Your task is to reproduce the material exactly.

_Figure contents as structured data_
____

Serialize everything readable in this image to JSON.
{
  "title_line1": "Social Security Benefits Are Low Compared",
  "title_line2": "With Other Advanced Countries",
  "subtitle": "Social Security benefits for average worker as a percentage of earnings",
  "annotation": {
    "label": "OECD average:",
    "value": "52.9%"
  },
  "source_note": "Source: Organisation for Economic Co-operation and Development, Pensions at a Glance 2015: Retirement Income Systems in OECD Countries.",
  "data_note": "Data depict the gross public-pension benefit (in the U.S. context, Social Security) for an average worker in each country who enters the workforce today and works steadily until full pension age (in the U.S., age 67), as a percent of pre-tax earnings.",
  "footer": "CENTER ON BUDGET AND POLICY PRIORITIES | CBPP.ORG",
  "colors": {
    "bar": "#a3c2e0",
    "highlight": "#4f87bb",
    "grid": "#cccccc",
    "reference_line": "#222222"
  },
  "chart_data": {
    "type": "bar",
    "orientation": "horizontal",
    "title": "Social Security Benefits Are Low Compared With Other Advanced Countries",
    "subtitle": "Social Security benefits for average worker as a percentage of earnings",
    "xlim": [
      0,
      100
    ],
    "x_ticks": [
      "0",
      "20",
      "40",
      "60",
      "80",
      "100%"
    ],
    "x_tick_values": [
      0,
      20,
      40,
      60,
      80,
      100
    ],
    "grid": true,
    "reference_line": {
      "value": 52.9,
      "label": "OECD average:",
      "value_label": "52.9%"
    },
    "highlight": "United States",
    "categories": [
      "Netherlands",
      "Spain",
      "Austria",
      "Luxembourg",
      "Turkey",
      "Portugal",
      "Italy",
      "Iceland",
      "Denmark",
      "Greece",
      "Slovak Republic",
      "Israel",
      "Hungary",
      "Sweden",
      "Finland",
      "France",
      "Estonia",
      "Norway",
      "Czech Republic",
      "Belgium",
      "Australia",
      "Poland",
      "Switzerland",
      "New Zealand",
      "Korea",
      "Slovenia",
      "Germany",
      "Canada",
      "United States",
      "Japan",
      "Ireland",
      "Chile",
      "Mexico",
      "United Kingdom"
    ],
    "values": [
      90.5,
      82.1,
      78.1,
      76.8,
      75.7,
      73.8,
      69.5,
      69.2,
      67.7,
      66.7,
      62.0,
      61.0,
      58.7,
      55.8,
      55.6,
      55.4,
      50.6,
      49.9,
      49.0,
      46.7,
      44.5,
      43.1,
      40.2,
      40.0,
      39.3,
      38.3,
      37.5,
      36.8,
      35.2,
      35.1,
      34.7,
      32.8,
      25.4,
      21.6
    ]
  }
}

____

_EXPECTED OUTPUT_
Serialize everything readable in this image to JSON.
{
  "title_line1": "Social Security Benefits Are Low Compared",
  "title_line2": "With Other Advanced Countries",
  "subtitle": "Social Security benefits for average worker as a percentage of earnings",
  "annotation": {
    "label": "OECD average:",
    "value": "52.9%"
  },
  "source_note": "Source: Organisation for Economic Co-operation and Development, Pensions at a Glance 2015: Retirement Income Systems in OECD Countries.",
  "data_note": "Data depict the gross public-pension benefit (in the U.S. context, Social Security) for an average worker in each country who enters the workforce today and works steadily until full pension age (in the U.S., age 67), as a percent of pre-tax earnings.",
  "footer": "CENTER ON BUDGET AND POLICY PRIORITIES | CBPP.ORG",
  "colors": {
    "bar": "#a3c2e0",
    "highlight": "#4f87bb",
    "grid": "#cccccc",
    "reference_line": "#222222"
  },
  "chart_data": {
    "type": "bar",
    "orientation": "horizontal",
    "title": "Social Security Benefits Are Low Compared With Other Advanced Countries",
    "subtitle": "Social Security benefits for average worker as a percentage of earnings",
    "xlim": [
      0,
      100
    ],
    "x_ticks": [
      "0",
      "20",
      "40",
      "60",
      "80",
      "100%"
    ],
    "x_tick_values": [
      0,
      20,
      40,
      60,
      80,
      100
    ],
    "grid": true,
    "reference_line": {
      "value": 52.9,
      "label": "OECD average:",
      "value_label": "52.9%"
    },
    "highlight": "United States",
    "categories": [
      "Netherlands",
      "Spain",
      "Austria",
      "Luxembourg",
      "Turkey",
      "Portugal",
      "Italy",
      "Iceland",
      "Denmark",
      "Greece",
      "Slovak Republic",
      "Israel",
      "Hungary",
      "Sweden",
      "Finland",
      "France",
      "Estonia",
      "Norway",
      "Czech Republic",
      "Belgium",
      "Australia",
      "Poland",
      "Switzerland",
      "New Zealand",
      "Korea",
      "Slovenia",
      "Germany",
      "Canada",
      "United States",
      "Japan",
      "Ireland",
      "Chile",
      "Mexico",
      "United Kingdom"
    ],
    "values": [
      90.5,
      82.1,
      78.1,
      76.8,
      75.7,
      73.8,
      69.5,
      69.2,
      67.7,
      66.7,
      62.0,
      61.0,
      58.7,
      55.8,
      55.6,
      55.4,
      50.6,
      49.9,
      49.0,
      46.7,
      44.5,
      43.1,
      40.2,
      40.0,
      39.3,
      38.3,
      37.5,
      36.8,
      35.2,
      35.1,
      34.7,
      32.8,
      25.4,
      21.6
    ]
  }
}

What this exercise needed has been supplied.